[Figure data in JSON]
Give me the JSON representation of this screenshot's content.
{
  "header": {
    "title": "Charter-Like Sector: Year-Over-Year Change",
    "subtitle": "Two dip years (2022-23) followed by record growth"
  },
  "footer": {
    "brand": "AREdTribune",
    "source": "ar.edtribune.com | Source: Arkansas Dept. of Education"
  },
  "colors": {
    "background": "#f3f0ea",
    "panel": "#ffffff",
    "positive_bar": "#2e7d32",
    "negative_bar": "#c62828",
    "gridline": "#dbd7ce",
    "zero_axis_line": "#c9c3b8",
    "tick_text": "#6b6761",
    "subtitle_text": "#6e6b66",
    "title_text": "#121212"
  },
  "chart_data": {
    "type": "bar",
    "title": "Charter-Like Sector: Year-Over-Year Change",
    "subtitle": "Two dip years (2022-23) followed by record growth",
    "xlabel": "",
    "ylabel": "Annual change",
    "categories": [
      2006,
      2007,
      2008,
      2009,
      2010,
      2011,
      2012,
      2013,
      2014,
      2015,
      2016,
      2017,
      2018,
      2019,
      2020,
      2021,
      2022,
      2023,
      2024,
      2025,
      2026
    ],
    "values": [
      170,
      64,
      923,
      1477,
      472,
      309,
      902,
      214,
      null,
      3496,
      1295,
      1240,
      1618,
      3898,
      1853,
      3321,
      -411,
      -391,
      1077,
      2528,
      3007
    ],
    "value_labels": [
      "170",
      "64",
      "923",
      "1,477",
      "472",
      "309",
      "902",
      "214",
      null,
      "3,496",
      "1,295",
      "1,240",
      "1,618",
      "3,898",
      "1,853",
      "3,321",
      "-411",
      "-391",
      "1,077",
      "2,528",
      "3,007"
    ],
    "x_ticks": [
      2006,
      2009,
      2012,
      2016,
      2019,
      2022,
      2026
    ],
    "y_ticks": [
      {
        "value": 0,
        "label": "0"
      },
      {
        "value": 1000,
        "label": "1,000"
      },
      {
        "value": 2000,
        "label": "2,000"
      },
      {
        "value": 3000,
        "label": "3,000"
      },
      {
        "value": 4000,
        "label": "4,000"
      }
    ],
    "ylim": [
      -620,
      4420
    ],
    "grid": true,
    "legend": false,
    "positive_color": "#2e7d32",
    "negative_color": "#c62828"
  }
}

▶ **AIM OF THE EXERCISE**: Say how many lines of the data include the string "record". Nothing other than the number should be given.

▶ **THE COMPLETED TASK**: 2